[Collected data]
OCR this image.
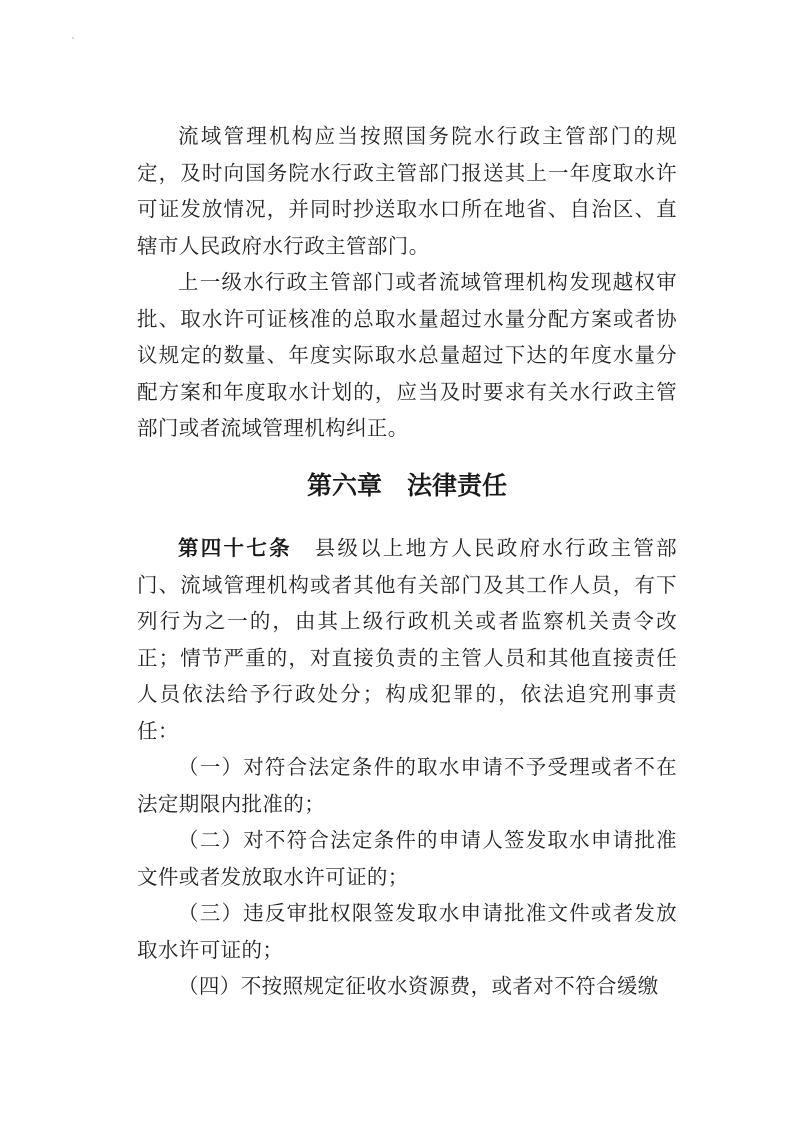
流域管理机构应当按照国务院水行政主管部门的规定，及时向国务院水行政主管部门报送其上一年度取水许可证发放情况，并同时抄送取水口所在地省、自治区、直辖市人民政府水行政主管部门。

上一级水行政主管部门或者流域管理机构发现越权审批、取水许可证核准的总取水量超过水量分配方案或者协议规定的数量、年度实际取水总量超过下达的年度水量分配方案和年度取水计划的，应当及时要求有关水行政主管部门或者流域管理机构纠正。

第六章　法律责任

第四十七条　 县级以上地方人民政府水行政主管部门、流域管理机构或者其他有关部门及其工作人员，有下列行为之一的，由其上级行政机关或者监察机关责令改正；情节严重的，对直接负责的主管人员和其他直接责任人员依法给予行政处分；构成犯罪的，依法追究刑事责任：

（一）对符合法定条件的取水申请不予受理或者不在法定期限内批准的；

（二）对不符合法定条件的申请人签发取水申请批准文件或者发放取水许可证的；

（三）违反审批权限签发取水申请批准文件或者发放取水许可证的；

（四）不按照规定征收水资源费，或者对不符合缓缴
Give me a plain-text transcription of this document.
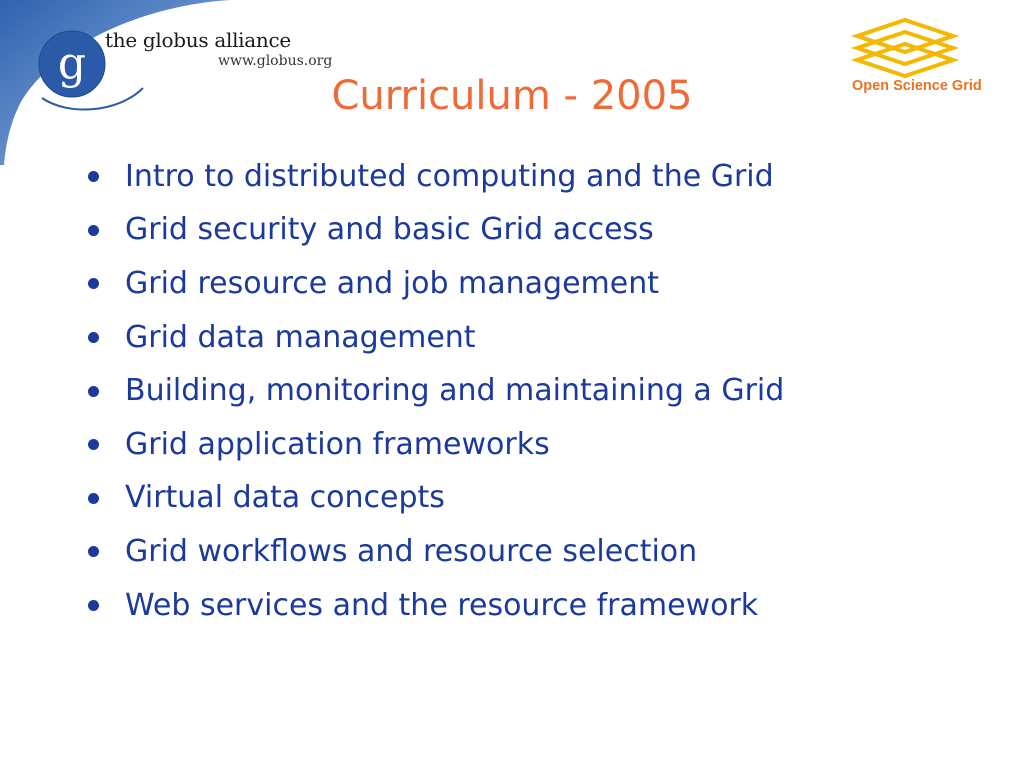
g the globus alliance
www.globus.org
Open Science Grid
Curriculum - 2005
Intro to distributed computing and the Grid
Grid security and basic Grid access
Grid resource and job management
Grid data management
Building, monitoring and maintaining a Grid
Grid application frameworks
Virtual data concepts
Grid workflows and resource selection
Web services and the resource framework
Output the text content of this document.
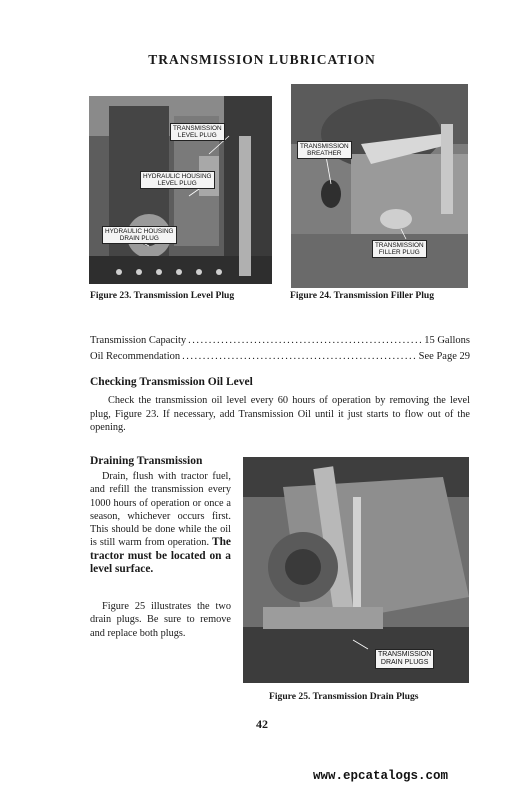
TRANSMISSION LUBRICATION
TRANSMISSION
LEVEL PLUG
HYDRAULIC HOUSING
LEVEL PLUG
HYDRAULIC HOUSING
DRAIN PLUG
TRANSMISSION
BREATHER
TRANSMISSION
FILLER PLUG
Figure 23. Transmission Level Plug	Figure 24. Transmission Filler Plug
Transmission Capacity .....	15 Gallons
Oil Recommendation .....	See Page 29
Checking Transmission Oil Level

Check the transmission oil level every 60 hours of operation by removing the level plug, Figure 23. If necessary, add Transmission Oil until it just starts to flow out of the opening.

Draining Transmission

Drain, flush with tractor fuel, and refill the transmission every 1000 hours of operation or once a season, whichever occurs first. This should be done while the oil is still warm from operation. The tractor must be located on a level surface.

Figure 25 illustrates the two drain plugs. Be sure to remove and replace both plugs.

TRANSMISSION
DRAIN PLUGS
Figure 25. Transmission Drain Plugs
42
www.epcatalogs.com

Your task: Go through the listing above and quote it exactly, apart from its images.

Problem solution:
OCR this image.
流域管理机构应当按照国务院水行政主管部门的规定，及时向国务院水行政主管部门报送其上一年度取水许可证发放情况，并同时抄送取水口所在地省、自治区、直辖市人民政府水行政主管部门。

上一级水行政主管部门或者流域管理机构发现越权审批、取水许可证核准的总取水量超过水量分配方案或者协议规定的数量、年度实际取水总量超过下达的年度水量分配方案和年度取水计划的，应当及时要求有关水行政主管部门或者流域管理机构纠正。

第六章　法律责任

第四十七条　 县级以上地方人民政府水行政主管部门、流域管理机构或者其他有关部门及其工作人员，有下列行为之一的，由其上级行政机关或者监察机关责令改正；情节严重的，对直接负责的主管人员和其他直接责任人员依法给予行政处分；构成犯罪的，依法追究刑事责任：

（一）对符合法定条件的取水申请不予受理或者不在法定期限内批准的；

（二）对不符合法定条件的申请人签发取水申请批准文件或者发放取水许可证的；

（三）违反审批权限签发取水申请批准文件或者发放取水许可证的；

（四）不按照规定征收水资源费，或者对不符合缓缴
Give me a plain-text transcription of this document.
g the globus alliance
www.globus.org
Open Science Grid
Curriculum - 2005
Intro to distributed computing and the Grid
Grid security and basic Grid access
Grid resource and job management
Grid data management
Building, monitoring and maintaining a Grid
Grid application frameworks
Virtual data concepts
Grid workflows and resource selection
Web services and the resource framework
Output the text content of this document.
TRANSMISSION LUBRICATION
TRANSMISSION
LEVEL PLUG
HYDRAULIC HOUSING
LEVEL PLUG
HYDRAULIC HOUSING
DRAIN PLUG
TRANSMISSION
BREATHER
TRANSMISSION
FILLER PLUG
Figure 23. Transmission Level Plug	Figure 24. Transmission Filler Plug
Transmission Capacity .....	15 Gallons
Oil Recommendation .....	See Page 29
Checking Transmission Oil Level

Check the transmission oil level every 60 hours of operation by removing the level plug, Figure 23. If necessary, add Transmission Oil until it just starts to flow out of the opening.

Draining Transmission

Drain, flush with tractor fuel, and refill the transmission every 1000 hours of operation or once a season, whichever occurs first. This should be done while the oil is still warm from operation. The tractor must be located on a level surface.

Figure 25 illustrates the two drain plugs. Be sure to remove and replace both plugs.

TRANSMISSION
DRAIN PLUGS
Figure 25. Transmission Drain Plugs
42
www.epcatalogs.com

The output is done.